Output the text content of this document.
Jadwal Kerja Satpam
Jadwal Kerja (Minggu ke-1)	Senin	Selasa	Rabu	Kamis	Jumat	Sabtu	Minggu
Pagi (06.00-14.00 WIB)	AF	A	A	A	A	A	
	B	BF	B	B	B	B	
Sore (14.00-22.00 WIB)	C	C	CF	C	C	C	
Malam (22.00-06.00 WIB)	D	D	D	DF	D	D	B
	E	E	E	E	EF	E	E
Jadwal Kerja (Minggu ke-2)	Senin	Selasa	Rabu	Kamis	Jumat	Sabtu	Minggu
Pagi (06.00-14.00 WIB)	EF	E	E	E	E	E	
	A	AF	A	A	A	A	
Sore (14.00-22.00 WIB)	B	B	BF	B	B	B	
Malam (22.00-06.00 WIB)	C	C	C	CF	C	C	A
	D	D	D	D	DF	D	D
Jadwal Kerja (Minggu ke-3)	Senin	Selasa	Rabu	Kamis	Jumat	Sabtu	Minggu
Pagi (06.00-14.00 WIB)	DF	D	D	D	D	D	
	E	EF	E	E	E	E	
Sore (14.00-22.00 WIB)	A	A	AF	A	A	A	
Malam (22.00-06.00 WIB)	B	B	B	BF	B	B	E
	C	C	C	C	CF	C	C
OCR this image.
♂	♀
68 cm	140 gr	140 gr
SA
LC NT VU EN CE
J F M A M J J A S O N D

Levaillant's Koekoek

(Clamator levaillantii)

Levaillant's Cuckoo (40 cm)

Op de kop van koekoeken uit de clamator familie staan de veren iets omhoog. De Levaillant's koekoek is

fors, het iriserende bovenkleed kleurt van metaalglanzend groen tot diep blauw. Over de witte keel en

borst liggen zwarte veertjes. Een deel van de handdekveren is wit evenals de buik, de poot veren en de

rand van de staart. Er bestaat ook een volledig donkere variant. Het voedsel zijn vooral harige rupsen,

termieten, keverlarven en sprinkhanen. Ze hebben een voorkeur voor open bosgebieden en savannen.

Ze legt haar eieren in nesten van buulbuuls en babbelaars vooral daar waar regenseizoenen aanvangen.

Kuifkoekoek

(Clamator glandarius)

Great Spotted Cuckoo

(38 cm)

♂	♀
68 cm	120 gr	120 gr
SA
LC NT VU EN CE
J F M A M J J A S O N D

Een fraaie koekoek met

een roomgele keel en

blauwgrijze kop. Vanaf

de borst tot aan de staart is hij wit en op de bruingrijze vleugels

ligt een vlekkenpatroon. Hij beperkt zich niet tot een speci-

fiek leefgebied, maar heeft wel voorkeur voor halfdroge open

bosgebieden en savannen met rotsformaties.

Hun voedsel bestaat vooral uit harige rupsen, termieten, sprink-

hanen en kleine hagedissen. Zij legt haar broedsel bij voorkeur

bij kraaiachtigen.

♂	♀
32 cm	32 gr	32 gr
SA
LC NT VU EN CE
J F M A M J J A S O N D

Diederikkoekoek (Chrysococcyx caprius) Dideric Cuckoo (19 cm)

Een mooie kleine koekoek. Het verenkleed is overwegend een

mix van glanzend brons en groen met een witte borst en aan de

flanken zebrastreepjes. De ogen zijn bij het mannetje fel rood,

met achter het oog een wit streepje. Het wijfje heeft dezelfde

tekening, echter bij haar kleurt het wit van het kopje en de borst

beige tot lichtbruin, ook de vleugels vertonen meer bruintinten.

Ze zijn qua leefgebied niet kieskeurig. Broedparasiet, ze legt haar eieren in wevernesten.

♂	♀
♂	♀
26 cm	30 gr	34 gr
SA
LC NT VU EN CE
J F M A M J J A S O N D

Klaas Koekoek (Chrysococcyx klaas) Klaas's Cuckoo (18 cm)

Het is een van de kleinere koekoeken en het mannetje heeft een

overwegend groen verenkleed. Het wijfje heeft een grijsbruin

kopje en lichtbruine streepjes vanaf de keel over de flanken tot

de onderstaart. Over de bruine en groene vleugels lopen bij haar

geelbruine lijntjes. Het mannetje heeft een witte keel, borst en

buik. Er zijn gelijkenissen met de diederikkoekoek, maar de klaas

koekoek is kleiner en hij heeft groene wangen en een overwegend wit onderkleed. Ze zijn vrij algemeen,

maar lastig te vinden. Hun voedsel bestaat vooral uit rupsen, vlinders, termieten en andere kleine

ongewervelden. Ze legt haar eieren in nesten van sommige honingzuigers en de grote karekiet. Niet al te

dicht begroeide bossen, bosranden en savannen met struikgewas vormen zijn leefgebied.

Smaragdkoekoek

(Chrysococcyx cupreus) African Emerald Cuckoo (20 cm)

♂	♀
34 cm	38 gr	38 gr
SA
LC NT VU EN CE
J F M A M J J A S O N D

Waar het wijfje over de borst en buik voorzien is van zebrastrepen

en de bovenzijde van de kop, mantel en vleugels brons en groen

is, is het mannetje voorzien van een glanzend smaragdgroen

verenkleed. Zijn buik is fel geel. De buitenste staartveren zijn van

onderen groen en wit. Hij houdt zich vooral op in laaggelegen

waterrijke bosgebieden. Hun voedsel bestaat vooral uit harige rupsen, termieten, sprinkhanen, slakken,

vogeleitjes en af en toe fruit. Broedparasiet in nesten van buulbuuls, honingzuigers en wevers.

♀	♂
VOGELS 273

**TASK DIRECTIONS:** Pick out all lines containing the string "leefgebied".

**RESPONSE TO THIS EXERCISE:**
fiek leefgebied, maar heeft wel voorkeur voor halfdroge open
Ze zijn qua leefgebied niet kieskeurig. Broedparasiet, ze legt haar eieren in wevernesten.
dicht begroeide bossen, bosranden en savannen met struikgewas vormen zijn leefgebied.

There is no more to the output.